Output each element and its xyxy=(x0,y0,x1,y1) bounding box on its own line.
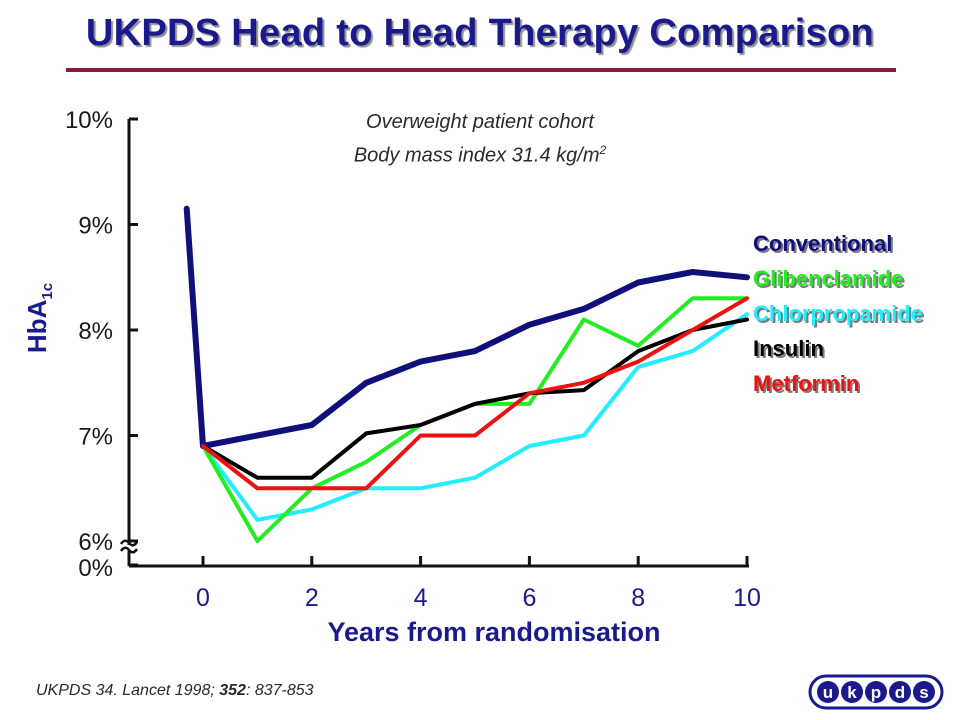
subtitle-superscript: 2 xyxy=(599,143,607,157)
logo-letter: s xyxy=(919,683,928,702)
subtitle-bmi-text: Body mass index 31.4 kg/m xyxy=(353,144,600,167)
series-line-conventional xyxy=(183,205,750,449)
series-line-glibenclamide xyxy=(201,296,749,543)
logo-letter-disc xyxy=(817,681,839,703)
logo-letter-disc xyxy=(889,681,911,703)
y-tick-label: 7% xyxy=(78,424,113,451)
legend-label-insulin: Insulin xyxy=(753,336,824,361)
chart-subtitle: Overweight patient cohort Body mass inde… xyxy=(280,108,680,170)
chart-axes: 6% 7% 8% 9% 10% 0% 0 2 4 6 8 10 Years from randomisa… xyxy=(22,107,761,647)
series-line-chlorpropamide xyxy=(201,312,749,522)
x-tick-label: 0 xyxy=(196,584,210,612)
legend-shadow-glibenclamide: Glibenclamide xyxy=(755,268,905,293)
logo-letter: p xyxy=(871,683,881,702)
legend-label-glibenclamide: Glibenclamide xyxy=(753,266,903,291)
legend-shadow-insulin: Insulin xyxy=(755,338,826,363)
legend-shadow-conventional: Conventional xyxy=(755,233,894,258)
logo-letter: k xyxy=(847,683,857,702)
citation-volume: 352 xyxy=(219,682,246,699)
series-line-metformin xyxy=(201,296,749,491)
x-tick-label: 8 xyxy=(631,584,645,612)
y-axis-break-bottom xyxy=(119,546,139,554)
y-tick-label: 10% xyxy=(65,107,113,134)
legend-label-chlorpropamide: Chlorpropamide xyxy=(753,301,923,326)
slide-title: UKPDS Head to Head Therapy Comparison xyxy=(85,12,875,54)
citation-prefix: UKPDS 34. Lancet 1998; xyxy=(36,682,220,699)
legend-label-conventional: Conventional xyxy=(753,231,892,256)
legend-label-metformin: Metformin xyxy=(753,371,859,396)
y-tick-label: 9% xyxy=(78,213,113,240)
x-tick-label: 4 xyxy=(414,584,428,612)
y-zero-label: 0% xyxy=(78,555,113,582)
x-tick-label: 2 xyxy=(305,584,319,612)
y-axis-break-top xyxy=(119,539,139,547)
y-tick-label: 6% xyxy=(78,529,113,556)
citation: UKPDS 34. Lancet 1998; 352: 837-853 xyxy=(36,682,314,700)
x-tick-label: 10 xyxy=(733,584,761,612)
y-tick-label: 8% xyxy=(78,318,113,345)
chart-legend: ConventionalConventionalGlibenclamideGli… xyxy=(753,231,925,398)
logo-letter: u xyxy=(823,683,833,702)
citation-pages: : 837-853 xyxy=(245,682,314,699)
legend-shadow-chlorpropamide: Chlorpropamide xyxy=(755,303,925,328)
logo-letter-disc xyxy=(865,681,887,703)
subtitle-line-2: Body mass index 31.4 kg/m2 xyxy=(280,136,680,170)
series-line-insulin xyxy=(201,317,749,480)
y-axis-title-main: HbA xyxy=(22,299,52,353)
y-axis-title: HbA1c xyxy=(22,283,56,353)
y-axis-title-subscript: 1c xyxy=(39,283,56,300)
title-underline xyxy=(66,68,896,72)
logo-letter-disc xyxy=(913,681,935,703)
x-axis-title: Years from randomisation xyxy=(327,617,660,647)
subtitle-line-1: Overweight patient cohort xyxy=(366,111,594,133)
x-tick-label: 6 xyxy=(522,584,536,612)
logo-letter-disc xyxy=(841,681,863,703)
logo-letter: d xyxy=(895,683,905,702)
legend-shadow-metformin: Metformin xyxy=(755,373,861,398)
series-layer xyxy=(183,205,750,543)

◆ **Set task**: Present the lines between the ones holding "subtitle-superscript: 2 xyxy=(599,143,607,157)" and "chart-subtitle: Overweight patient", inclusive, as a Markdown table with columns Row and Line, numbering each line and skipping blank ones. Include no other lines.

◆ **Final result**:
| Row | Line |
|---|---|
| 1 | subtitle-superscript: 2 xyxy=(599,143,607,157) |
| 2 | logo-letter: s xyxy=(919,683,928,702) |
| 3 | subtitle-bmi-text: Body mass index 31.4 kg/m xyxy=(353,144,600,167) |
| 4 | series-line-conventional xyxy=(183,205,750,449) |
| 5 | series-line-glibenclamide xyxy=(201,296,749,543) |
| 6 | logo-letter-disc xyxy=(817,681,839,703) |
| 7 | logo-letter-disc xyxy=(889,681,911,703) |
| 8 | y-tick-label: 7% xyxy=(78,424,113,451) |
| 9 | legend-label-insulin: Insulin xyxy=(753,336,824,361) |
| 10 | chart-subtitle: Overweight patient cohort Body mass inde… xyxy=(280,108,680,170) |